[Collected data]

··········

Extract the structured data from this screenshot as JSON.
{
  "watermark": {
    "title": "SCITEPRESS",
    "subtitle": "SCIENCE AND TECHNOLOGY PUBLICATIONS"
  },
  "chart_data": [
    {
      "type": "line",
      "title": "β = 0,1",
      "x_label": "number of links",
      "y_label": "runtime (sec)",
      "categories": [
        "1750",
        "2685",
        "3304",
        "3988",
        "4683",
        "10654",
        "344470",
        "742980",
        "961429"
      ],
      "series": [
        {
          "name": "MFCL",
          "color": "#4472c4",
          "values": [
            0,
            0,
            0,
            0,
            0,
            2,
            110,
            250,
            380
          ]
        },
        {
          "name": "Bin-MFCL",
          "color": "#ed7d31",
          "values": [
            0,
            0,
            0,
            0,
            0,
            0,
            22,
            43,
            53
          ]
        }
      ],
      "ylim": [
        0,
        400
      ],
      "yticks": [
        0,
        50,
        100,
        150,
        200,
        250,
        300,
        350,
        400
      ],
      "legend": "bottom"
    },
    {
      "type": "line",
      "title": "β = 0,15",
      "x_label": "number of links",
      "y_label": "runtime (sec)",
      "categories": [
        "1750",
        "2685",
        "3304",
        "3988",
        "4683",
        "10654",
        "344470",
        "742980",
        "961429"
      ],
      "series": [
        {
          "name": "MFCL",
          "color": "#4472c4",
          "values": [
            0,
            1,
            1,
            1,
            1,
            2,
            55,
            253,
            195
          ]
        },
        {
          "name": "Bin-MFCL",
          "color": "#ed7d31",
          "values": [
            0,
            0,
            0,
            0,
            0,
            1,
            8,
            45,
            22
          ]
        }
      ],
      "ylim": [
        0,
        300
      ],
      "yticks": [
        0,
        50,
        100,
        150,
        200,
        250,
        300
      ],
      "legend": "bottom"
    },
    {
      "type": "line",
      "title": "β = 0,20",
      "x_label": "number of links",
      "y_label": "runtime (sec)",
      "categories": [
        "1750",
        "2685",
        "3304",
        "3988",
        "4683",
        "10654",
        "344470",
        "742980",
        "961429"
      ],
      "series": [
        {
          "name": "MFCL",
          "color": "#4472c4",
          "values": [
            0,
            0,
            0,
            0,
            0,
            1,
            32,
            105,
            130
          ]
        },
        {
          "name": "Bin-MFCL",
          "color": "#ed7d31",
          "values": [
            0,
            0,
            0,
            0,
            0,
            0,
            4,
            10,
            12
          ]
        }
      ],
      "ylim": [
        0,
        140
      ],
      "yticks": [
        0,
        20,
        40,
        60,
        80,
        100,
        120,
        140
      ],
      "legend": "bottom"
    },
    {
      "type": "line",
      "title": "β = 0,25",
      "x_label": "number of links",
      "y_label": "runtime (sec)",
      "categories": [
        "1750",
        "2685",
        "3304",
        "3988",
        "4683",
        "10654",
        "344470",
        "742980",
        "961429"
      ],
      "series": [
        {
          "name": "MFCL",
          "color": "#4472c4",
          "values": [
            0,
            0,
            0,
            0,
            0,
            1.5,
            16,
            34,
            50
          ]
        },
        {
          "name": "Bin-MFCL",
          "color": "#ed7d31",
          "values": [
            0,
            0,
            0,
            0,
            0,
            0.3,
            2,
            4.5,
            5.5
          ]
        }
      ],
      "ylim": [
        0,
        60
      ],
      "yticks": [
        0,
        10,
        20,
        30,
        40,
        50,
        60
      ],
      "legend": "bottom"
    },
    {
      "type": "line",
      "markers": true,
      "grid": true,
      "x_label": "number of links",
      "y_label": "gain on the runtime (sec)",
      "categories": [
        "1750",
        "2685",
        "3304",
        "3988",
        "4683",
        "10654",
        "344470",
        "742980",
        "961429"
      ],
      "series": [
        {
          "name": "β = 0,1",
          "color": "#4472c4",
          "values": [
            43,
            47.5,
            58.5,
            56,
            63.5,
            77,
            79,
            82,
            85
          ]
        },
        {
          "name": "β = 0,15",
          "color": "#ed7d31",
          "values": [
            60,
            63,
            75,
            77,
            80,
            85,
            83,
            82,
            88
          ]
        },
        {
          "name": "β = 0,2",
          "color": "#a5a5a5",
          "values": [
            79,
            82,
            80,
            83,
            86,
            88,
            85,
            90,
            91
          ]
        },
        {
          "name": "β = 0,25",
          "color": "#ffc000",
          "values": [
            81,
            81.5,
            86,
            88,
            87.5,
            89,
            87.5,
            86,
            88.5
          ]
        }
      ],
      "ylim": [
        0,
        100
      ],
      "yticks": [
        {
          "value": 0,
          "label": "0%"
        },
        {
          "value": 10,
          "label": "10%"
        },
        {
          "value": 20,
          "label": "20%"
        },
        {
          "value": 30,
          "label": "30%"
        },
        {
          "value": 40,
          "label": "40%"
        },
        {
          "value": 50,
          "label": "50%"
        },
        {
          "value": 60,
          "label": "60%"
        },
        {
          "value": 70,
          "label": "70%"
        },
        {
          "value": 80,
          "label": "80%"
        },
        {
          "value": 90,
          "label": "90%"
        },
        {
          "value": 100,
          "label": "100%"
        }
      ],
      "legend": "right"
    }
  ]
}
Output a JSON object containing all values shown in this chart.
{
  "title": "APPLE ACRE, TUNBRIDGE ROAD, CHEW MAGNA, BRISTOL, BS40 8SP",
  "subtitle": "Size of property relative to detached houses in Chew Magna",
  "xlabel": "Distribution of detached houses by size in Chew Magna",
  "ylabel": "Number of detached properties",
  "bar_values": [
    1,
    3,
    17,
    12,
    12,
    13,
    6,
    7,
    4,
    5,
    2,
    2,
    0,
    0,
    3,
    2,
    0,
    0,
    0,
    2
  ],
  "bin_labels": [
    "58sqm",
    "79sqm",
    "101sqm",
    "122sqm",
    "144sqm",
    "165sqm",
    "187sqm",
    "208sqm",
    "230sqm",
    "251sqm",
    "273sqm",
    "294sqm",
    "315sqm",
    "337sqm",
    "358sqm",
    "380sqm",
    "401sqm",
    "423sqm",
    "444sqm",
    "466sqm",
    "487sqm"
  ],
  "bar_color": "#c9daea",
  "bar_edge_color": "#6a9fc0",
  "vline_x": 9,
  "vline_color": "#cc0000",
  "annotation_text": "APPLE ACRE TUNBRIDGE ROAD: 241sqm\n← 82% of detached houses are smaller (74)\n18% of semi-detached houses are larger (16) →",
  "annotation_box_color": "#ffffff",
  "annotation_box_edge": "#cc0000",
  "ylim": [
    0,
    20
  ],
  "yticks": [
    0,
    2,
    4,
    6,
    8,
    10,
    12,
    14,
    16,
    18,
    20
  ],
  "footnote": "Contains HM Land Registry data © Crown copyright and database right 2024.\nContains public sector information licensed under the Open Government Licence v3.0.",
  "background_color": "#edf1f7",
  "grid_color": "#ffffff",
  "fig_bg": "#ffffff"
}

··········

TASK BRIEF:
Extract all of the data shown above and repeat it verbatim.

SOLVED EXERCISE:
Extract the structured data from this screenshot as JSON.
{
  "watermark": {
    "title": "SCITEPRESS",
    "subtitle": "SCIENCE AND TECHNOLOGY PUBLICATIONS"
  },
  "chart_data": [
    {
      "type": "line",
      "title": "β = 0,1",
      "x_label": "number of links",
      "y_label": "runtime (sec)",
      "categories": [
        "1750",
        "2685",
        "3304",
        "3988",
        "4683",
        "10654",
        "344470",
        "742980",
        "961429"
      ],
      "series": [
        {
          "name": "MFCL",
          "color": "#4472c4",
          "values": [
            0,
            0,
            0,
            0,
            0,
            2,
            110,
            250,
            380
          ]
        },
        {
          "name": "Bin-MFCL",
          "color": "#ed7d31",
          "values": [
            0,
            0,
            0,
            0,
            0,
            0,
            22,
            43,
            53
          ]
        }
      ],
      "ylim": [
        0,
        400
      ],
      "yticks": [
        0,
        50,
        100,
        150,
        200,
        250,
        300,
        350,
        400
      ],
      "legend": "bottom"
    },
    {
      "type": "line",
      "title": "β = 0,15",
      "x_label": "number of links",
      "y_label": "runtime (sec)",
      "categories": [
        "1750",
        "2685",
        "3304",
        "3988",
        "4683",
        "10654",
        "344470",
        "742980",
        "961429"
      ],
      "series": [
        {
          "name": "MFCL",
          "color": "#4472c4",
          "values": [
            0,
            1,
            1,
            1,
            1,
            2,
            55,
            253,
            195
          ]
        },
        {
          "name": "Bin-MFCL",
          "color": "#ed7d31",
          "values": [
            0,
            0,
            0,
            0,
            0,
            1,
            8,
            45,
            22
          ]
        }
      ],
      "ylim": [
        0,
        300
      ],
      "yticks": [
        0,
        50,
        100,
        150,
        200,
        250,
        300
      ],
      "legend": "bottom"
    },
    {
      "type": "line",
      "title": "β = 0,20",
      "x_label": "number of links",
      "y_label": "runtime (sec)",
      "categories": [
        "1750",
        "2685",
        "3304",
        "3988",
        "4683",
        "10654",
        "344470",
        "742980",
        "961429"
      ],
      "series": [
        {
          "name": "MFCL",
          "color": "#4472c4",
          "values": [
            0,
            0,
            0,
            0,
            0,
            1,
            32,
            105,
            130
          ]
        },
        {
          "name": "Bin-MFCL",
          "color": "#ed7d31",
          "values": [
            0,
            0,
            0,
            0,
            0,
            0,
            4,
            10,
            12
          ]
        }
      ],
      "ylim": [
        0,
        140
      ],
      "yticks": [
        0,
        20,
        40,
        60,
        80,
        100,
        120,
        140
      ],
      "legend": "bottom"
    },
    {
      "type": "line",
      "title": "β = 0,25",
      "x_label": "number of links",
      "y_label": "runtime (sec)",
      "categories": [
        "1750",
        "2685",
        "3304",
        "3988",
        "4683",
        "10654",
        "344470",
        "742980",
        "961429"
      ],
      "series": [
        {
          "name": "MFCL",
          "color": "#4472c4",
          "values": [
            0,
            0,
            0,
            0,
            0,
            1.5,
            16,
            34,
            50
          ]
        },
        {
          "name": "Bin-MFCL",
          "color": "#ed7d31",
          "values": [
            0,
            0,
            0,
            0,
            0,
            0.3,
            2,
            4.5,
            5.5
          ]
        }
      ],
      "ylim": [
        0,
        60
      ],
      "yticks": [
        0,
        10,
        20,
        30,
        40,
        50,
        60
      ],
      "legend": "bottom"
    },
    {
      "type": "line",
      "markers": true,
      "grid": true,
      "x_label": "number of links",
      "y_label": "gain on the runtime (sec)",
      "categories": [
        "1750",
        "2685",
        "3304",
        "3988",
        "4683",
        "10654",
        "344470",
        "742980",
        "961429"
      ],
      "series": [
        {
          "name": "β = 0,1",
          "color": "#4472c4",
          "values": [
            43,
            47.5,
            58.5,
            56,
            63.5,
            77,
            79,
            82,
            85
          ]
        },
        {
          "name": "β = 0,15",
          "color": "#ed7d31",
          "values": [
            60,
            63,
            75,
            77,
            80,
            85,
            83,
            82,
            88
          ]
        },
        {
          "name": "β = 0,2",
          "color": "#a5a5a5",
          "values": [
            79,
            82,
            80,
            83,
            86,
            88,
            85,
            90,
            91
          ]
        },
        {
          "name": "β = 0,25",
          "color": "#ffc000",
          "values": [
            81,
            81.5,
            86,
            88,
            87.5,
            89,
            87.5,
            86,
            88.5
          ]
        }
      ],
      "ylim": [
        0,
        100
      ],
      "yticks": [
        {
          "value": 0,
          "label": "0%"
        },
        {
          "value": 10,
          "label": "10%"
        },
        {
          "value": 20,
          "label": "20%"
        },
        {
          "value": 30,
          "label": "30%"
        },
        {
          "value": 40,
          "label": "40%"
        },
        {
          "value": 50,
          "label": "50%"
        },
        {
          "value": 60,
          "label": "60%"
        },
        {
          "value": 70,
          "label": "70%"
        },
        {
          "value": 80,
          "label": "80%"
        },
        {
          "value": 90,
          "label": "90%"
        },
        {
          "value": 100,
          "label": "100%"
        }
      ],
      "legend": "right"
    }
  ]
}
Output a JSON object containing all values shown in this chart.
{
  "title": "APPLE ACRE, TUNBRIDGE ROAD, CHEW MAGNA, BRISTOL, BS40 8SP",
  "subtitle": "Size of property relative to detached houses in Chew Magna",
  "xlabel": "Distribution of detached houses by size in Chew Magna",
  "ylabel": "Number of detached properties",
  "bar_values": [
    1,
    3,
    17,
    12,
    12,
    13,
    6,
    7,
    4,
    5,
    2,
    2,
    0,
    0,
    3,
    2,
    0,
    0,
    0,
    2
  ],
  "bin_labels": [
    "58sqm",
    "79sqm",
    "101sqm",
    "122sqm",
    "144sqm",
    "165sqm",
    "187sqm",
    "208sqm",
    "230sqm",
    "251sqm",
    "273sqm",
    "294sqm",
    "315sqm",
    "337sqm",
    "358sqm",
    "380sqm",
    "401sqm",
    "423sqm",
    "444sqm",
    "466sqm",
    "487sqm"
  ],
  "bar_color": "#c9daea",
  "bar_edge_color": "#6a9fc0",
  "vline_x": 9,
  "vline_color": "#cc0000",
  "annotation_text": "APPLE ACRE TUNBRIDGE ROAD: 241sqm\n← 82% of detached houses are smaller (74)\n18% of semi-detached houses are larger (16) →",
  "annotation_box_color": "#ffffff",
  "annotation_box_edge": "#cc0000",
  "ylim": [
    0,
    20
  ],
  "yticks": [
    0,
    2,
    4,
    6,
    8,
    10,
    12,
    14,
    16,
    18,
    20
  ],
  "footnote": "Contains HM Land Registry data © Crown copyright and database right 2024.\nContains public sector information licensed under the Open Government Licence v3.0.",
  "background_color": "#edf1f7",
  "grid_color": "#ffffff",
  "fig_bg": "#ffffff"
}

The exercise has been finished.